Data records
▬▬▬▬▬▬▬▬▬▬
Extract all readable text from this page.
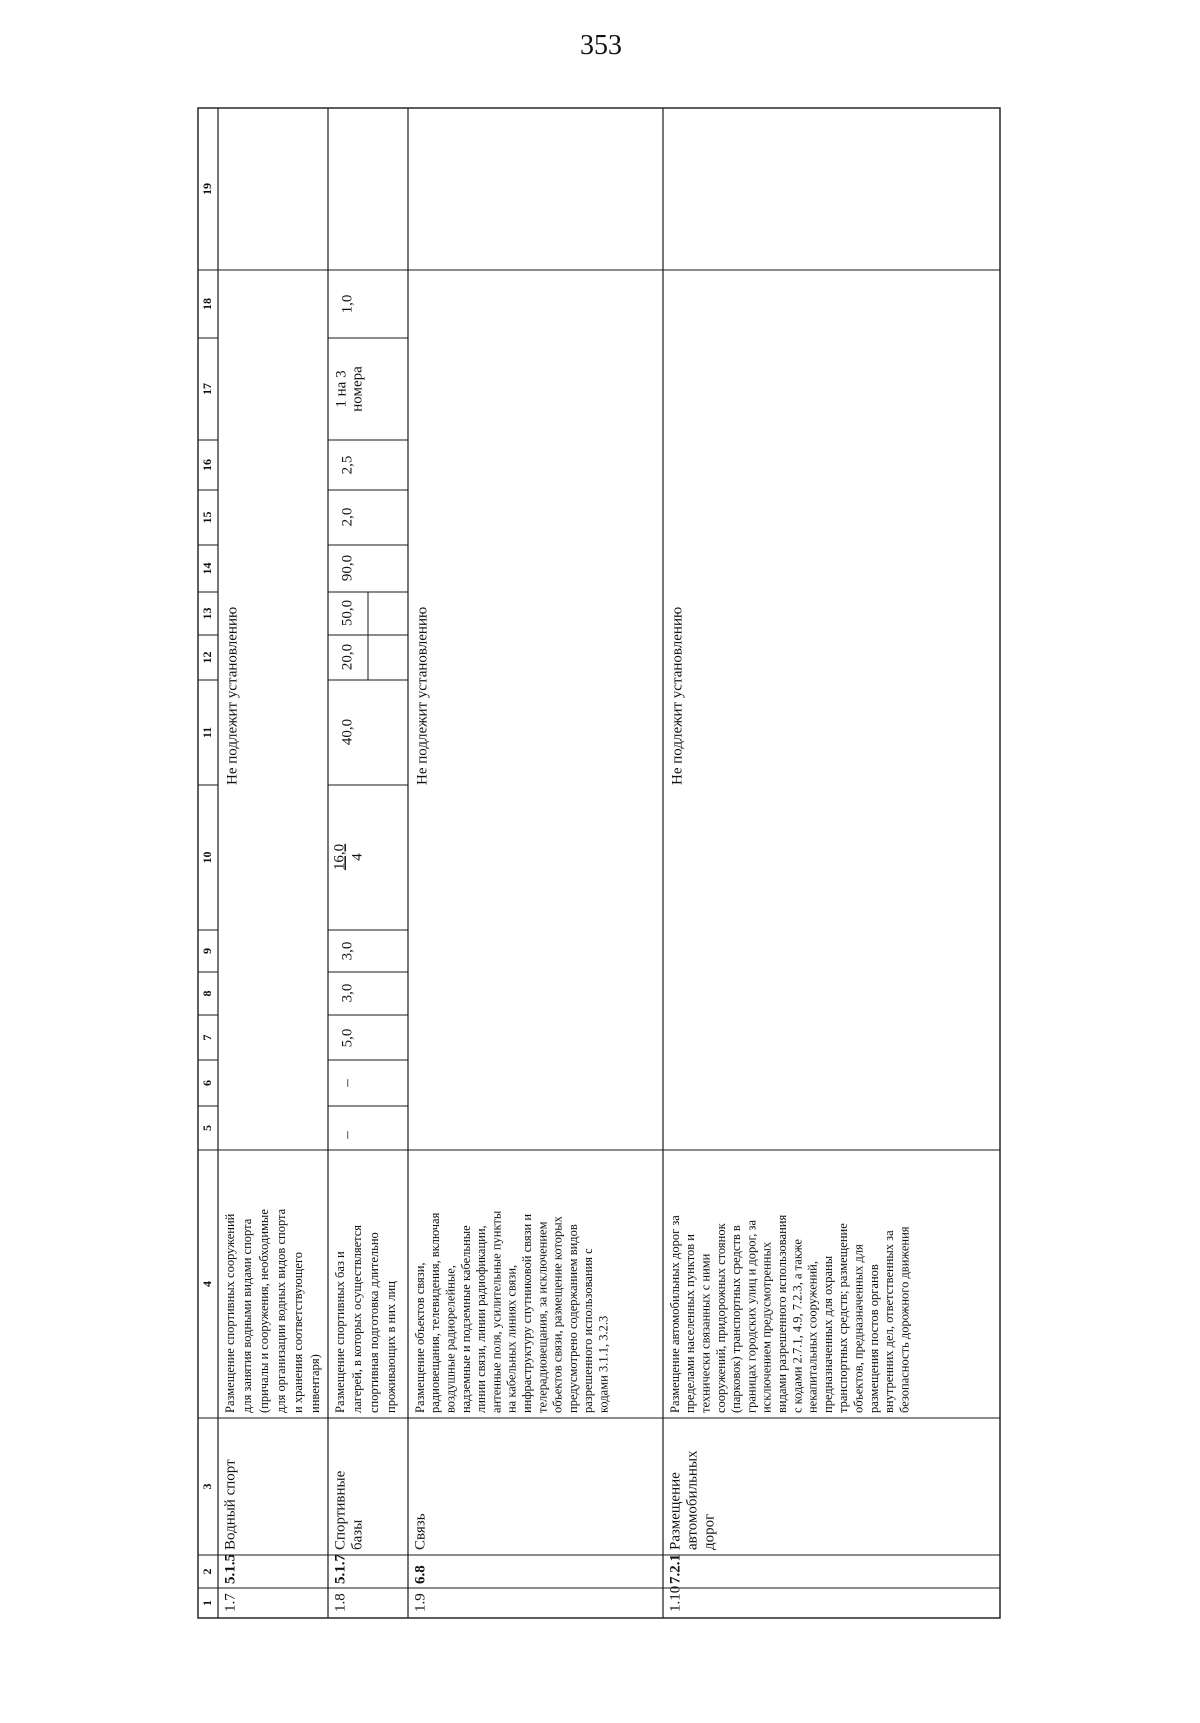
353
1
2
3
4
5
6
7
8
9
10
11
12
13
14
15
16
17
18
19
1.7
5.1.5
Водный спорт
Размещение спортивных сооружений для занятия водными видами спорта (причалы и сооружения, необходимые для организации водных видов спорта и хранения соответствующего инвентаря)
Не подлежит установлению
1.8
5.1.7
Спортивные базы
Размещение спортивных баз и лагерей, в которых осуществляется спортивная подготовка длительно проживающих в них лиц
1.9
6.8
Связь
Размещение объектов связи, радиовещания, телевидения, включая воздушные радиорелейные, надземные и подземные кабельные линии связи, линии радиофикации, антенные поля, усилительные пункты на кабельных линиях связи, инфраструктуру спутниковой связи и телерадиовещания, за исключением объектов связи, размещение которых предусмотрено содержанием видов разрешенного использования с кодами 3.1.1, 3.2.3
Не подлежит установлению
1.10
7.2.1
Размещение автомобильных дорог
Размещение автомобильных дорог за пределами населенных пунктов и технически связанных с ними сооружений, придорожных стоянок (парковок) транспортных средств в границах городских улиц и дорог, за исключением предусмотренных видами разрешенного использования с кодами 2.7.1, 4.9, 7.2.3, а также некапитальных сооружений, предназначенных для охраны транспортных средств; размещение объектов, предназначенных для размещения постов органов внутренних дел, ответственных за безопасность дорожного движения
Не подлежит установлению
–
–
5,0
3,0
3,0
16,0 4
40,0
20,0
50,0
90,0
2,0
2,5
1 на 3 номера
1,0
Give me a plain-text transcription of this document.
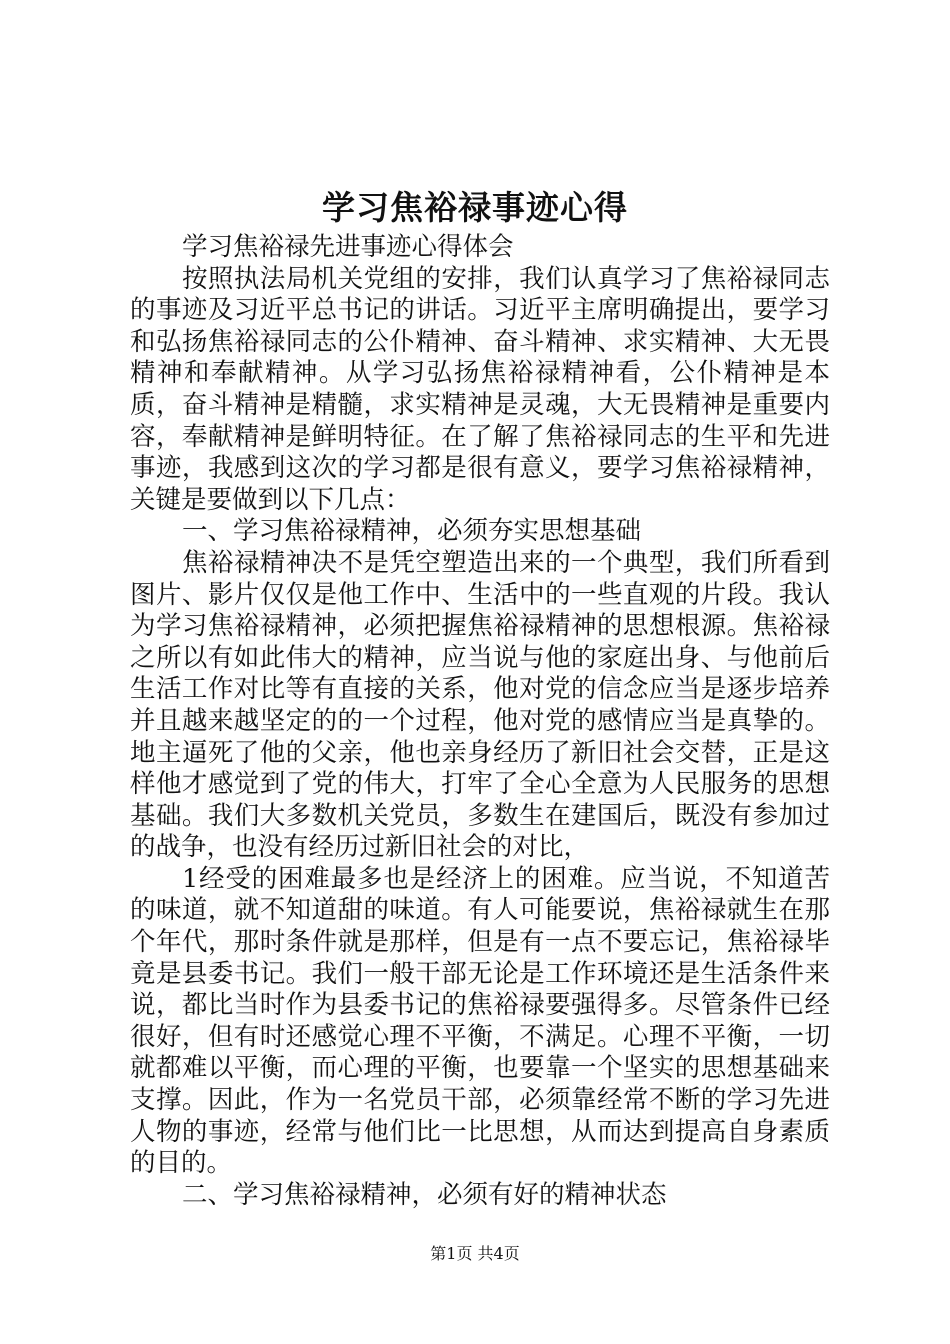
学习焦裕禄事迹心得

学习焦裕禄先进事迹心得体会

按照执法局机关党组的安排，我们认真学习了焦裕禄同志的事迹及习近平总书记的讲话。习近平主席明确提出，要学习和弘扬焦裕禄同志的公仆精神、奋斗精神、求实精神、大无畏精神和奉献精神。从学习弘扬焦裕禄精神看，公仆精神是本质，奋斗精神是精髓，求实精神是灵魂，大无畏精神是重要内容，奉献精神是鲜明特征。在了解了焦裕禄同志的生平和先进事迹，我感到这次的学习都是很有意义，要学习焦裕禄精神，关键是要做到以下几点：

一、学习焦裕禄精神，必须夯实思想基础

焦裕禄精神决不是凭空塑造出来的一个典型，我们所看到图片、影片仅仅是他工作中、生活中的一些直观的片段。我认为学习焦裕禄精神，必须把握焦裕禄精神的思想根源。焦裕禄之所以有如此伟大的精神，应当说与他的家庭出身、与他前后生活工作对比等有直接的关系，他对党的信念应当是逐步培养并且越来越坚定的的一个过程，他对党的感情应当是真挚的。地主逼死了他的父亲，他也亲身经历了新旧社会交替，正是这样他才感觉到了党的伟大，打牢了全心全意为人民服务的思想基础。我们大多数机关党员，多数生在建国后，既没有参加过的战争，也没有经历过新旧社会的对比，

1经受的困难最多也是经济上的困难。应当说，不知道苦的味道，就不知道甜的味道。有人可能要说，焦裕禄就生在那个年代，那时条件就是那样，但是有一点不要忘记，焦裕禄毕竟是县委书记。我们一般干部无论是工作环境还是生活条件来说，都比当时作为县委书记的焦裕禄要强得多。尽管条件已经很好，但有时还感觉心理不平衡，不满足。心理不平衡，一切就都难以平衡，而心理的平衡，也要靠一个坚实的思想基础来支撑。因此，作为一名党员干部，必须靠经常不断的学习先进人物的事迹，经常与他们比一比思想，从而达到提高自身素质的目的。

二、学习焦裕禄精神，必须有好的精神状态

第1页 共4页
▬▬▬▬▬▬▬▬▬▬
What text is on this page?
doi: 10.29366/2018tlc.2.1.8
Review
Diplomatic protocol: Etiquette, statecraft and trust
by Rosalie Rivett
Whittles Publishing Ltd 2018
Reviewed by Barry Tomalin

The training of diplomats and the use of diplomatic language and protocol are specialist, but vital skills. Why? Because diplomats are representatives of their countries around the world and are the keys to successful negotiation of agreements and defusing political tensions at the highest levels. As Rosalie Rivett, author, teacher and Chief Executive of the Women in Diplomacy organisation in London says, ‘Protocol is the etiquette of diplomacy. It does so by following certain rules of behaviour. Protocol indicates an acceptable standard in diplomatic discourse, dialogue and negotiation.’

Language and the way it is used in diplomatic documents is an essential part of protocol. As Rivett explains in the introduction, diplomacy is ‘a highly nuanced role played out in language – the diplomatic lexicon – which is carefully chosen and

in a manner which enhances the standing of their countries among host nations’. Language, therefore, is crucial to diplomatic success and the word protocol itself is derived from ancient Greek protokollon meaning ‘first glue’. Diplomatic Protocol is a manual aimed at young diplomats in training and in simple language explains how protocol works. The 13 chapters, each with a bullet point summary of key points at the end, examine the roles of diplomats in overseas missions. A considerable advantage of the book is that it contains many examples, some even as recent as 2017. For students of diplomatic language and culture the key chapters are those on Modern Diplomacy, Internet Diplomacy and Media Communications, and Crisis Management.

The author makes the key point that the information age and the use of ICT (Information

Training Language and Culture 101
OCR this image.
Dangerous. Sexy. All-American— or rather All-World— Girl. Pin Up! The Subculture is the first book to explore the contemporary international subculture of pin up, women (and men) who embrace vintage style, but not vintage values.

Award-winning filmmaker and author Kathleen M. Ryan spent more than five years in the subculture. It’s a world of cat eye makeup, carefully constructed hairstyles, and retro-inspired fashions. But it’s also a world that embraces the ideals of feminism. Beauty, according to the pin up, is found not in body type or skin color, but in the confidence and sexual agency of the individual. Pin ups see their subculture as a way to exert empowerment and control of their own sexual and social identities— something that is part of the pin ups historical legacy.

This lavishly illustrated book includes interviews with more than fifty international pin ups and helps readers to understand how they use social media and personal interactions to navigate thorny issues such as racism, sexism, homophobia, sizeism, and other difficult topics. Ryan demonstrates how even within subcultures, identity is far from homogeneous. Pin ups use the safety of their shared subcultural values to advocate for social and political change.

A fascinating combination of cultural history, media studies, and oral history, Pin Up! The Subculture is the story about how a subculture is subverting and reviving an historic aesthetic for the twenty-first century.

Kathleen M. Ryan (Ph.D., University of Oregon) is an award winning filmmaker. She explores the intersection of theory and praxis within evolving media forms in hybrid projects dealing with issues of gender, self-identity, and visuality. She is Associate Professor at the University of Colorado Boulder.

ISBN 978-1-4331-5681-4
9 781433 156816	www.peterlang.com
▬▬▬▬▬▬▬▬▬▬
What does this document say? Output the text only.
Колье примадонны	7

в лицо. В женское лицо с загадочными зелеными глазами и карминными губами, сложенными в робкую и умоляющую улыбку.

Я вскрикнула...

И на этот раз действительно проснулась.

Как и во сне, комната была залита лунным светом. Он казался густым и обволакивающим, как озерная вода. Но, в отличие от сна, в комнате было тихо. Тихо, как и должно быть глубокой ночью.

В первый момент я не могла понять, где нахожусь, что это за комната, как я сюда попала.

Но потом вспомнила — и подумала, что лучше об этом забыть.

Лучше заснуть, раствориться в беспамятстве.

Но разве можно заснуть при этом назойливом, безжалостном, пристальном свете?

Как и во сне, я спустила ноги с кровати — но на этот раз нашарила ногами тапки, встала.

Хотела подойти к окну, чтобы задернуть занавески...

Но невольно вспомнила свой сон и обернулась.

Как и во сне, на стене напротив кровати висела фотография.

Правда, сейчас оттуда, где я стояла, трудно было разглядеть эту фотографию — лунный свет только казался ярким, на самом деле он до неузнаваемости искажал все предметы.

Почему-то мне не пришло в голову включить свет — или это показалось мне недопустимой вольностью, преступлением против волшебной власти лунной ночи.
▬▬▬▬▬▬▬▬▬▬
Directive
Lines from the records above that hold "вспомнила" are the ones to list.

Written answer
Но потом вспомнила — и подумала, что лучше об этом забыть.
Но невольно вспомнила свой сон и обернулась.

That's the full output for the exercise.